From the entries provided below, copy each line that contains the word "style".

### Extracted records
******
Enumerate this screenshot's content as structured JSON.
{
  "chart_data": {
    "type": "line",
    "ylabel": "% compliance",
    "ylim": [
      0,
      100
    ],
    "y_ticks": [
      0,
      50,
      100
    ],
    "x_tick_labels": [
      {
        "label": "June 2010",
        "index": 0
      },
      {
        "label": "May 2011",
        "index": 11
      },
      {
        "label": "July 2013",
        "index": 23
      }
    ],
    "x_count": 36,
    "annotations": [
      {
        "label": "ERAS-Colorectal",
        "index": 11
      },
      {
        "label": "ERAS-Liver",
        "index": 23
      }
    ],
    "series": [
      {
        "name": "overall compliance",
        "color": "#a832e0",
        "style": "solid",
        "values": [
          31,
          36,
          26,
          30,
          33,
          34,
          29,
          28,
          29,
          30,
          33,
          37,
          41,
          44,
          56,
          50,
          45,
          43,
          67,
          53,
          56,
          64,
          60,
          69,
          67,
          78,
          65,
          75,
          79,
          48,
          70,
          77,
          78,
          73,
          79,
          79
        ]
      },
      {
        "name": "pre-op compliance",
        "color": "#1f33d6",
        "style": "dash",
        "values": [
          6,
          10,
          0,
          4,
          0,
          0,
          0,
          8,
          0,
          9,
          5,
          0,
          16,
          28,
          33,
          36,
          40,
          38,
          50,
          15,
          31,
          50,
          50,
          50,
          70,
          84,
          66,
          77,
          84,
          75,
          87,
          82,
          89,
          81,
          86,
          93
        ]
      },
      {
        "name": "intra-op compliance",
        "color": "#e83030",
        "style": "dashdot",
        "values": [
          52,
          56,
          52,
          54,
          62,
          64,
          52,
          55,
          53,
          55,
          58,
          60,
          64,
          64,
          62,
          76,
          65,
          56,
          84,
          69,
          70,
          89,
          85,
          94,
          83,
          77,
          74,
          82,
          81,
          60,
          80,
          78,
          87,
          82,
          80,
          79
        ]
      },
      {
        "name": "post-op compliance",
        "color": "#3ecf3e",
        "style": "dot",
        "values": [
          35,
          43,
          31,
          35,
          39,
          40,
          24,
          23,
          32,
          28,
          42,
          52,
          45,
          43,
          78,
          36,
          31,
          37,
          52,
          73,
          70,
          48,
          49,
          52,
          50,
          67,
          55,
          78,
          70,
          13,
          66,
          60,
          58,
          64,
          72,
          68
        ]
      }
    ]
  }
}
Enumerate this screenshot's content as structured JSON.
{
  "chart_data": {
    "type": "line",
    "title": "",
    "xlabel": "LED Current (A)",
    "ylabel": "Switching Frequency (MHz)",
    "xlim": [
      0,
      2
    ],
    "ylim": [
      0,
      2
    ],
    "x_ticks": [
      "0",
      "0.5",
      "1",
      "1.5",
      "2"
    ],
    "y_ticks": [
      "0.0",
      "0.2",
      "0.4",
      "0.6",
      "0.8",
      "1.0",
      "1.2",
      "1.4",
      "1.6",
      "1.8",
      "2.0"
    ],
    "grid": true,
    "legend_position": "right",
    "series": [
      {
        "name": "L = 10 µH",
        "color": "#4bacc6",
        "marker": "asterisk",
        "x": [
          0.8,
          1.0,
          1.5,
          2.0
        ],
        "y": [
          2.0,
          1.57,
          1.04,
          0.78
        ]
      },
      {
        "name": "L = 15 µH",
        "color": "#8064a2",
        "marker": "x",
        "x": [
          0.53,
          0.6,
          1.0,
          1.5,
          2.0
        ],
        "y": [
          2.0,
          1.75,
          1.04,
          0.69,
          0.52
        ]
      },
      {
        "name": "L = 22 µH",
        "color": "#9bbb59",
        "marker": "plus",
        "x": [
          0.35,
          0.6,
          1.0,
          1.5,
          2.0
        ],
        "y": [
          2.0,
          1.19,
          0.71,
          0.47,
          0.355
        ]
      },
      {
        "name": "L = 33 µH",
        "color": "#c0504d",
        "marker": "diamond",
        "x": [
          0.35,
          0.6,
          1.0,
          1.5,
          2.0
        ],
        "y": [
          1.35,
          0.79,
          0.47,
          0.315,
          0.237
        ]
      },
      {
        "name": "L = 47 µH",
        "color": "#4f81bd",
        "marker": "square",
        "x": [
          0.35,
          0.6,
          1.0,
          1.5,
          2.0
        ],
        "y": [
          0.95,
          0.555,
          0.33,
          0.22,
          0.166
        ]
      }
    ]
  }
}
******
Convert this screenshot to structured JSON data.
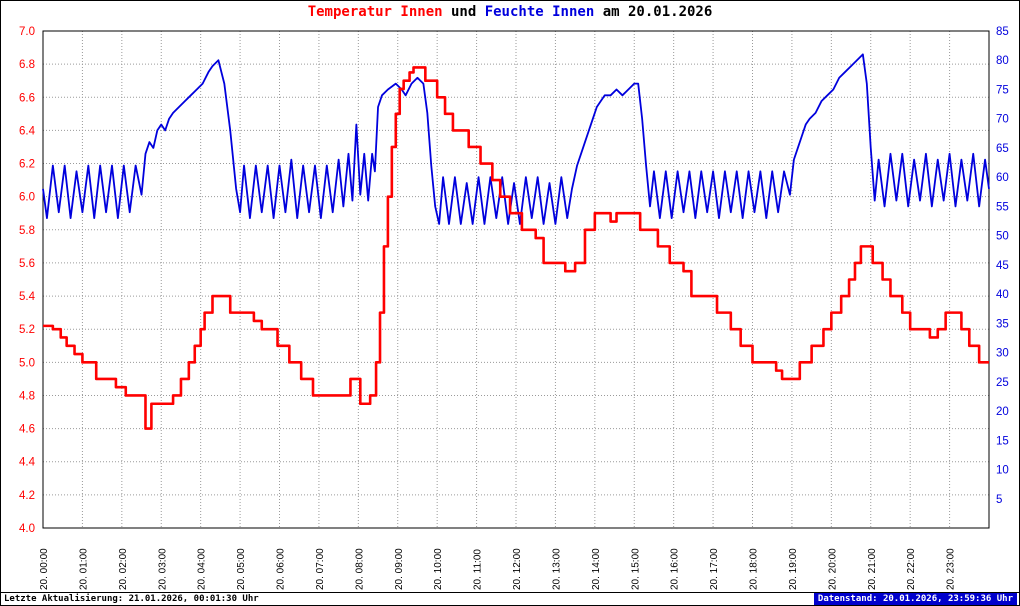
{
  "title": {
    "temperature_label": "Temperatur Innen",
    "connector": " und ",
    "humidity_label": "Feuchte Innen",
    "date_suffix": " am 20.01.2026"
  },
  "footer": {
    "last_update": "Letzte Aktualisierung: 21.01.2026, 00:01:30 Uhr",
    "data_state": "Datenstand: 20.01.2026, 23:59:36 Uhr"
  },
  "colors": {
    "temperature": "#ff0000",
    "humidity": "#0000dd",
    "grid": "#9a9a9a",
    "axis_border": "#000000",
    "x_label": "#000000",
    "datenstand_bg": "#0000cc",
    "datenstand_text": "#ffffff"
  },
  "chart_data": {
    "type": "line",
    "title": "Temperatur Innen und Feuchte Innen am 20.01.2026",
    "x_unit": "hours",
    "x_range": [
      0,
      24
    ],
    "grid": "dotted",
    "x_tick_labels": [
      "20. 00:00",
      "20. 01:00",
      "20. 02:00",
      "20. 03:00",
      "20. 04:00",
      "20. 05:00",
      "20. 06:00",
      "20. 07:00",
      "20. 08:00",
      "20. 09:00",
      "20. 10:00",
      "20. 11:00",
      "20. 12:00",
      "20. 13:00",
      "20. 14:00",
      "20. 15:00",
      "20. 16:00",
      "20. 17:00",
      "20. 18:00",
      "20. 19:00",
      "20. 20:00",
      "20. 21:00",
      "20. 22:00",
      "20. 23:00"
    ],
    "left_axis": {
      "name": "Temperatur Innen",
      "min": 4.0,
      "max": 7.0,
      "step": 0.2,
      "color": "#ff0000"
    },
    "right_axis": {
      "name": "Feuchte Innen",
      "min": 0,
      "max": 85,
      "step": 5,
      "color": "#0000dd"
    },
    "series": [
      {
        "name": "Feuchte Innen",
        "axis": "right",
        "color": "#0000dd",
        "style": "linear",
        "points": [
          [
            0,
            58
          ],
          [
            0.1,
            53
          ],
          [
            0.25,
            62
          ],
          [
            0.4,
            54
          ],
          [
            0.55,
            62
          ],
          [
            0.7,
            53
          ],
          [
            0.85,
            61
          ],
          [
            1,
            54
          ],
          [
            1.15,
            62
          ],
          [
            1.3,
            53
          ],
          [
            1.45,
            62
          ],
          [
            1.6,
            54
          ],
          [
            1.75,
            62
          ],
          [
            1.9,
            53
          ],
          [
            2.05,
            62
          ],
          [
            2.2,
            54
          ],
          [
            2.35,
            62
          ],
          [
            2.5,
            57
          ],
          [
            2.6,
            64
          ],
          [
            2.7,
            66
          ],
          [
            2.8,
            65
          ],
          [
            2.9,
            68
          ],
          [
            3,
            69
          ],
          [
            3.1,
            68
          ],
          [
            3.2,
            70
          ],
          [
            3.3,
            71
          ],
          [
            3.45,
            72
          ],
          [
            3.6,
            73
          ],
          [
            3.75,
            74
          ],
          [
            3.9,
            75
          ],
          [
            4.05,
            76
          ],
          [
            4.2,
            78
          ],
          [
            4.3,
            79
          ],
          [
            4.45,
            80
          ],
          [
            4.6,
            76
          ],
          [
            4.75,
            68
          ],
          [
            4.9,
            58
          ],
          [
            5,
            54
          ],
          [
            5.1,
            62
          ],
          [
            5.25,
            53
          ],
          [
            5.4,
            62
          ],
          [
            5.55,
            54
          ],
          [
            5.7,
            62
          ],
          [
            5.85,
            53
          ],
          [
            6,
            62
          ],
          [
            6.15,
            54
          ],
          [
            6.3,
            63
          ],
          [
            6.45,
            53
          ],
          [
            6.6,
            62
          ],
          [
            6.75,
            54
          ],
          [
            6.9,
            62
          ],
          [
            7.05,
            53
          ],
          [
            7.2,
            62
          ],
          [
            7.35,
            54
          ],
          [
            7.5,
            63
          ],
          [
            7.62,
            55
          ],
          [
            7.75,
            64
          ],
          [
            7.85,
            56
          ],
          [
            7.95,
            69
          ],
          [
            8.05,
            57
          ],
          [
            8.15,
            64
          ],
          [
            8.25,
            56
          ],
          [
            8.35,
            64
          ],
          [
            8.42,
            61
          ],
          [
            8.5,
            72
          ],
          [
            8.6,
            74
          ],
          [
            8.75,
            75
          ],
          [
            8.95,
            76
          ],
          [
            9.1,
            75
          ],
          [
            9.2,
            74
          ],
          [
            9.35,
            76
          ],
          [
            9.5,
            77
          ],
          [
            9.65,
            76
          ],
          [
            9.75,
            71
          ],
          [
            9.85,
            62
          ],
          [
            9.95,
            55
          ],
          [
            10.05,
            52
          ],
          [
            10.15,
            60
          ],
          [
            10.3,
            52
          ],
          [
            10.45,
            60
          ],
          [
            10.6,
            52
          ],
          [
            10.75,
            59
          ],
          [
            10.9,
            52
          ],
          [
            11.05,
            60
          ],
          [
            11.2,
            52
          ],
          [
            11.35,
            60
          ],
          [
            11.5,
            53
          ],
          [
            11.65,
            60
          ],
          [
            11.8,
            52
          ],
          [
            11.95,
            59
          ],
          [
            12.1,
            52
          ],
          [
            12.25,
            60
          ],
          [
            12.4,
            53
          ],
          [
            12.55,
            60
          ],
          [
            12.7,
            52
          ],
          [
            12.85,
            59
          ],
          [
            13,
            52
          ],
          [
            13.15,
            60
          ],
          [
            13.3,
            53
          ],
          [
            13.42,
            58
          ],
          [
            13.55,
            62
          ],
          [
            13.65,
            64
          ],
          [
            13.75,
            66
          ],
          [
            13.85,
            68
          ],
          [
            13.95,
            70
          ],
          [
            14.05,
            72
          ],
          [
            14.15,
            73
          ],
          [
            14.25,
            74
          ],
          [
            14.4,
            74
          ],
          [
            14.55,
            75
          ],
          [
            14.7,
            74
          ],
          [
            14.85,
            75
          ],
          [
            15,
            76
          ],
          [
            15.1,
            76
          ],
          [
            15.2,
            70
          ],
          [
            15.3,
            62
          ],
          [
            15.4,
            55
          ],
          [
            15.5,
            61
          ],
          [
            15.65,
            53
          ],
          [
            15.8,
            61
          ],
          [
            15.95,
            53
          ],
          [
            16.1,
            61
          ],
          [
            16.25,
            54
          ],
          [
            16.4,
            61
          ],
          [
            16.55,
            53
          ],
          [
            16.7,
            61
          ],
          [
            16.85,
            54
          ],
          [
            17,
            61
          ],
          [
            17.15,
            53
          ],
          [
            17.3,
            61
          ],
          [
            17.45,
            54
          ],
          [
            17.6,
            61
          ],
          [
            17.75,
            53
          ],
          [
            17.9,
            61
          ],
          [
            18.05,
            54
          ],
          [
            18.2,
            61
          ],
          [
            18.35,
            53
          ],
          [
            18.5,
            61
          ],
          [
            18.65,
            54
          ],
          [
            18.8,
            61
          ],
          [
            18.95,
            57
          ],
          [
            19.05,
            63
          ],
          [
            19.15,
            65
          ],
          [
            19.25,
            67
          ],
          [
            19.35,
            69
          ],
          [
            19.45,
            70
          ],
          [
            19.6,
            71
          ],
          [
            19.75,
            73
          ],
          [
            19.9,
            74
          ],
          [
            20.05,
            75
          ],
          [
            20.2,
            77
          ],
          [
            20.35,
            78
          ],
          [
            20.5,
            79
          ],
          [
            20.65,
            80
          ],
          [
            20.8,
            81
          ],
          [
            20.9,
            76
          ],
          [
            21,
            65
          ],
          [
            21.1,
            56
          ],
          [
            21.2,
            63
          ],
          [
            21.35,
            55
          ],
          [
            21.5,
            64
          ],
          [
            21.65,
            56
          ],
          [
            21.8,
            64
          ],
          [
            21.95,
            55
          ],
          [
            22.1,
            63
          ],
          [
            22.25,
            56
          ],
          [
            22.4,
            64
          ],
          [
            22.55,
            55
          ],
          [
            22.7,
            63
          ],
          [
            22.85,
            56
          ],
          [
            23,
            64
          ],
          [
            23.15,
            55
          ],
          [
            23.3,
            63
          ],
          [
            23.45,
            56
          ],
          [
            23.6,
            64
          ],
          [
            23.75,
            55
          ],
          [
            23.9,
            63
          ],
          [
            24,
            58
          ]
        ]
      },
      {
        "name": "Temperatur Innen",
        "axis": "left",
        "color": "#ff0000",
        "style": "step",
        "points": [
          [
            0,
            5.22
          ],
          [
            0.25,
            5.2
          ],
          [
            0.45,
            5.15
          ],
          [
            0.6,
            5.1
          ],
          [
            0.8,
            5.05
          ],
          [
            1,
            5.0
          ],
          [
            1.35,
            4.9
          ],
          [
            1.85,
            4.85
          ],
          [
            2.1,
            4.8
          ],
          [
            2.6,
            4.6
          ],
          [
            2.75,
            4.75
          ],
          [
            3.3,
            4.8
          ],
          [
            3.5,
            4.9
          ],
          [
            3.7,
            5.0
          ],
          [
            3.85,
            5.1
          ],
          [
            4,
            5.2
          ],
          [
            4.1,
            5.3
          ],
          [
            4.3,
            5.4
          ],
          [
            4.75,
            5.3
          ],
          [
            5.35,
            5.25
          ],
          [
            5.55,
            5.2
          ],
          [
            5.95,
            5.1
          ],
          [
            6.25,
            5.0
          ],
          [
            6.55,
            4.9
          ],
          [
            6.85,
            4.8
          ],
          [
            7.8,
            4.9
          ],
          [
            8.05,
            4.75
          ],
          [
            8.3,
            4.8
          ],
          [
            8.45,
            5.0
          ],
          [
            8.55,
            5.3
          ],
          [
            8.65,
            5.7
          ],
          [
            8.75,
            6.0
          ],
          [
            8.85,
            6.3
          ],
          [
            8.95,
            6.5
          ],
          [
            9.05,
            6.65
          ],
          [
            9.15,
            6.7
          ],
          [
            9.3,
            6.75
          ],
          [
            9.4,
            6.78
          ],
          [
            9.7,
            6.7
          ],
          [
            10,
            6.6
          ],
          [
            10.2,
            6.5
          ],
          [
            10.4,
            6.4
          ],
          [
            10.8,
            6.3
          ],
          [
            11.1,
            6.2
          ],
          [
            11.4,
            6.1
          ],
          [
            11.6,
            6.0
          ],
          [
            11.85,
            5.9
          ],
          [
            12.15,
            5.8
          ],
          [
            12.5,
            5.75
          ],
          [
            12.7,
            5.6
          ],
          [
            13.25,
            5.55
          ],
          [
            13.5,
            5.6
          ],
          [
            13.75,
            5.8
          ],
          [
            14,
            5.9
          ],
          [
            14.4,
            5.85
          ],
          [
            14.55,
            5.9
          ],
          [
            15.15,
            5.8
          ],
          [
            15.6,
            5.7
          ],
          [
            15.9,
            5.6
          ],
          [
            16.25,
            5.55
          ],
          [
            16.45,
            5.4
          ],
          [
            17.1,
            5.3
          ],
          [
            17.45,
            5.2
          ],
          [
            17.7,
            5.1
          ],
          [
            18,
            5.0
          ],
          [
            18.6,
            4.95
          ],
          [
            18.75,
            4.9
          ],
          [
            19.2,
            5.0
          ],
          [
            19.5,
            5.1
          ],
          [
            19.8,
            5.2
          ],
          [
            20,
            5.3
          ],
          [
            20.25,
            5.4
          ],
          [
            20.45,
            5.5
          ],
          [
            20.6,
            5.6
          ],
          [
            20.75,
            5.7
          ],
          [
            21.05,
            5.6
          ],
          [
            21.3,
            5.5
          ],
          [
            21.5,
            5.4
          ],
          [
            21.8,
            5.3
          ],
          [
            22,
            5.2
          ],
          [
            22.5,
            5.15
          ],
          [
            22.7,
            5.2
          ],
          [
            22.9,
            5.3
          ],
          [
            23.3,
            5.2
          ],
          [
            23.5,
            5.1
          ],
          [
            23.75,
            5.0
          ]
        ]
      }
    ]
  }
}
******
### Solution for this problem
        "style": "solid",
        "style": "dash",
        "style": "dashdot",
        "style": "dot",
        "style": "linear",
        "style": "step",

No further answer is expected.